Stored records:

>> begin

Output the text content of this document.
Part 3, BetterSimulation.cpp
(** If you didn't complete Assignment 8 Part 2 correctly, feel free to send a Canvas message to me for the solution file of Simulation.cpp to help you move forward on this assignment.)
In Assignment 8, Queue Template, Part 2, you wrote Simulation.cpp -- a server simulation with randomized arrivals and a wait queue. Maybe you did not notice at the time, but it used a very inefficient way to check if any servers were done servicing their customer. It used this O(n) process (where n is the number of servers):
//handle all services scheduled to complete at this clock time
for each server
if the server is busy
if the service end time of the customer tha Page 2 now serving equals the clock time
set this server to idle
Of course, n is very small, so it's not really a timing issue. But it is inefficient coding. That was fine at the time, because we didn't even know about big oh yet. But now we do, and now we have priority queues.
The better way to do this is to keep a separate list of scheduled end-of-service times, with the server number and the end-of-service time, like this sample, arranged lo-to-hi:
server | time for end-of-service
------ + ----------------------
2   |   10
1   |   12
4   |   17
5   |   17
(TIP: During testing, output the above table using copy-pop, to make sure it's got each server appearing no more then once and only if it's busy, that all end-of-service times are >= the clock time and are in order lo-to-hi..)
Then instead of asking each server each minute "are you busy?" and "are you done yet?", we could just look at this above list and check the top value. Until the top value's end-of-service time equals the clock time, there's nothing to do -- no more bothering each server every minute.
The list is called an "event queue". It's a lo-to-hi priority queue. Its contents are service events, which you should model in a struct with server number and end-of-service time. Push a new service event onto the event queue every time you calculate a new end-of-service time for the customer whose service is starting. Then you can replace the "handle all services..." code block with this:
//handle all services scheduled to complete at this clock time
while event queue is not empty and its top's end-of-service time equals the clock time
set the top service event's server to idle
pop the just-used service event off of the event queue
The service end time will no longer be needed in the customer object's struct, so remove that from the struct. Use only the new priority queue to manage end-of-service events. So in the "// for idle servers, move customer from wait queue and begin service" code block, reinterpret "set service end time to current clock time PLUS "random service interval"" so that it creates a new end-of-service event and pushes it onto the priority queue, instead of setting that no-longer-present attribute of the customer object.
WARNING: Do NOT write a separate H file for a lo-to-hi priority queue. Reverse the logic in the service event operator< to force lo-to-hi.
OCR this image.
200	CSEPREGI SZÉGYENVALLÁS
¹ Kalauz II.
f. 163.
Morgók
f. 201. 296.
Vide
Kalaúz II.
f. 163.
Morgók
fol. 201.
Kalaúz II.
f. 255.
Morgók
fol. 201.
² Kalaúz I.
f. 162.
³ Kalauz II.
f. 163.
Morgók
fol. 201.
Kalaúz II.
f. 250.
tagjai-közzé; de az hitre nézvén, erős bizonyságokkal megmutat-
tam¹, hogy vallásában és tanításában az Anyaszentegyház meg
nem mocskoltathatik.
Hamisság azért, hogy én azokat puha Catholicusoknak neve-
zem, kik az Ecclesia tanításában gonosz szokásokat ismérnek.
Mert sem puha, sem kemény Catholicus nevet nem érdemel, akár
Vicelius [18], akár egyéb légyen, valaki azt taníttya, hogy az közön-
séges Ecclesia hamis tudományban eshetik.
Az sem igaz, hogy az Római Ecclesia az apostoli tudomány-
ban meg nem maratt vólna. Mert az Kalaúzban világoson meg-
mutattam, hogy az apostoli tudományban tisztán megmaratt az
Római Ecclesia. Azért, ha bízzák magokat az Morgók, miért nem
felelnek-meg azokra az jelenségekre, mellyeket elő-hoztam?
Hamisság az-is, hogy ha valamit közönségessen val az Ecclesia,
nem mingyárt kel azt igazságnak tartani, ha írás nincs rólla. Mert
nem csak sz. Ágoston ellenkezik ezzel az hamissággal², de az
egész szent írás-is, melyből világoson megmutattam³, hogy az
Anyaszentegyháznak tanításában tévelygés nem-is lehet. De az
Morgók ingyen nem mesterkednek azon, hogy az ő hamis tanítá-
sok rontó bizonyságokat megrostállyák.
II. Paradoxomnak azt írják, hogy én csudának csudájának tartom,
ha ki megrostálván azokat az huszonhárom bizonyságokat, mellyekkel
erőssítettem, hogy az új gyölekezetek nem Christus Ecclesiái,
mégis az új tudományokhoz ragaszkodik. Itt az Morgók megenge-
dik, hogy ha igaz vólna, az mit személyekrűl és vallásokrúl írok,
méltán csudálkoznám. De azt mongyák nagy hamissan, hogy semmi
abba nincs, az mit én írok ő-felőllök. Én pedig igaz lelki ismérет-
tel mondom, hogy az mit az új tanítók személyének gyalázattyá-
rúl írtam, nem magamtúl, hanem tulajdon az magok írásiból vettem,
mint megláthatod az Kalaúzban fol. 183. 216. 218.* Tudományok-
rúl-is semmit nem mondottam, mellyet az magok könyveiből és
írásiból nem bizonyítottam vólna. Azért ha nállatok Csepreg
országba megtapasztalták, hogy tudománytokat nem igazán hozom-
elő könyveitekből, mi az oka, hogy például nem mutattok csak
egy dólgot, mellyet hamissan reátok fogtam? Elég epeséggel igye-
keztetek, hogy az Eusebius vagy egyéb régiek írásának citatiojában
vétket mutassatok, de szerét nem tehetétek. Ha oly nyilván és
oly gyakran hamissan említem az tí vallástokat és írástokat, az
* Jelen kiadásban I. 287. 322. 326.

>> end

> _TO DO_:
Report how many lines of the listing hold the word "írok", with nothing but the number.

> _OUTPUT_:
2